- _MATERIAL FOR THE TASK_
-.-.-

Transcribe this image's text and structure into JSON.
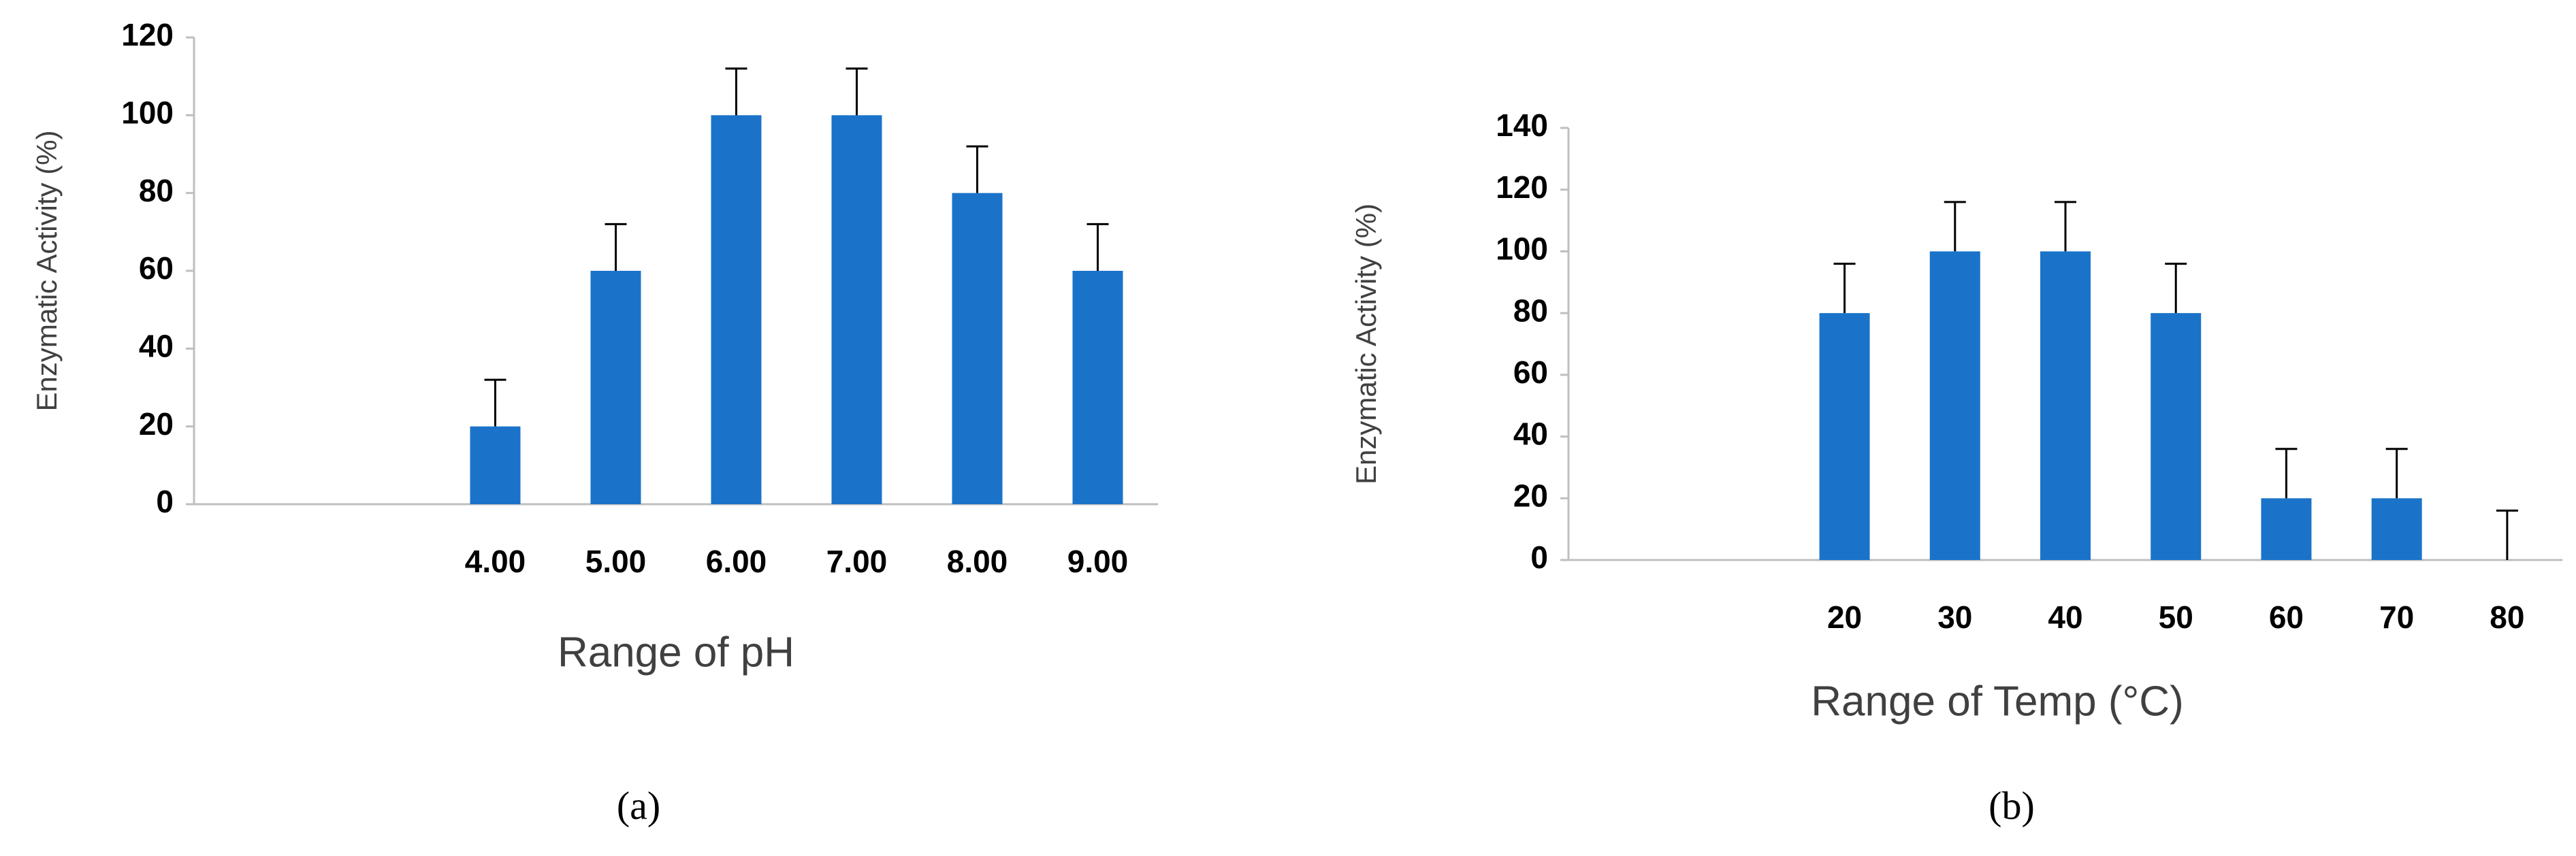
{
  "chart_data": [
    {
      "type": "bar",
      "caption": "(a)",
      "x_label": "Range of pH",
      "y_label": "Enzymatic Activity (%)",
      "categories": [
        null,
        null,
        "4.00",
        "5.00",
        "6.00",
        "7.00",
        "8.00",
        "9.00"
      ],
      "values": [
        null,
        null,
        20,
        60,
        100,
        100,
        80,
        60
      ],
      "errors": [
        null,
        null,
        12,
        12,
        12,
        12,
        12,
        12
      ],
      "color": "#1a73c9",
      "ylim": [
        0,
        120
      ],
      "yticks": [
        0,
        20,
        40,
        60,
        80,
        100,
        120
      ]
    },
    {
      "type": "bar",
      "caption": "(b)",
      "x_label": "Range of Temp (°C)",
      "y_label": "Enzymatic Activity (%)",
      "categories": [
        null,
        null,
        "20",
        "30",
        "40",
        "50",
        "60",
        "70",
        "80"
      ],
      "values": [
        null,
        null,
        80,
        100,
        100,
        80,
        20,
        20,
        0
      ],
      "errors": [
        null,
        null,
        16,
        16,
        16,
        16,
        16,
        16,
        16
      ],
      "color": "#1a73c9",
      "ylim": [
        0,
        140
      ],
      "yticks": [
        0,
        20,
        40,
        60,
        80,
        100,
        120,
        140
      ]
    }
  ]
}
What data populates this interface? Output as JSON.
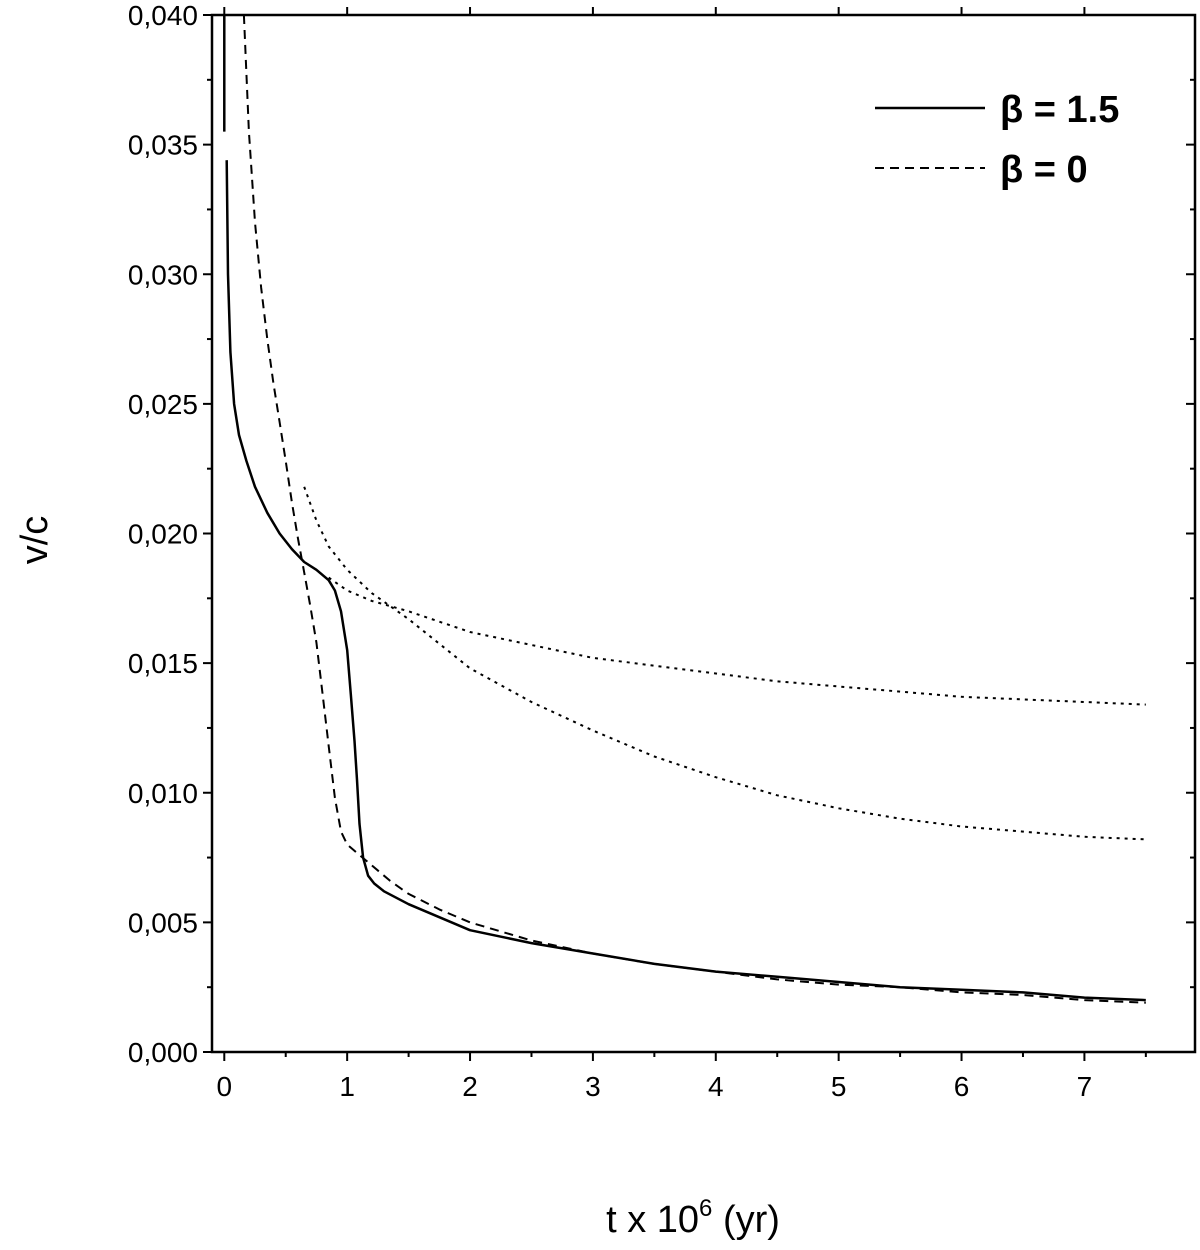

-.-.-

- _DIRECTION_
In the copy, include all records verbatim but no images.

- _RESPONSE TO THIS TASK_
Transcribe this image's text and structure into JSON.
{
  "chart_data": [
    {
      "type": "bar",
      "caption": "(a)",
      "x_label": "Range of pH",
      "y_label": "Enzymatic Activity (%)",
      "categories": [
        null,
        null,
        "4.00",
        "5.00",
        "6.00",
        "7.00",
        "8.00",
        "9.00"
      ],
      "values": [
        null,
        null,
        20,
        60,
        100,
        100,
        80,
        60
      ],
      "errors": [
        null,
        null,
        12,
        12,
        12,
        12,
        12,
        12
      ],
      "color": "#1a73c9",
      "ylim": [
        0,
        120
      ],
      "yticks": [
        0,
        20,
        40,
        60,
        80,
        100,
        120
      ]
    },
    {
      "type": "bar",
      "caption": "(b)",
      "x_label": "Range of Temp (°C)",
      "y_label": "Enzymatic Activity (%)",
      "categories": [
        null,
        null,
        "20",
        "30",
        "40",
        "50",
        "60",
        "70",
        "80"
      ],
      "values": [
        null,
        null,
        80,
        100,
        100,
        80,
        20,
        20,
        0
      ],
      "errors": [
        null,
        null,
        16,
        16,
        16,
        16,
        16,
        16,
        16
      ],
      "color": "#1a73c9",
      "ylim": [
        0,
        140
      ],
      "yticks": [
        0,
        20,
        40,
        60,
        80,
        100,
        120,
        140
      ]
    }
  ]
}
What data populates this interface? Output as JSON.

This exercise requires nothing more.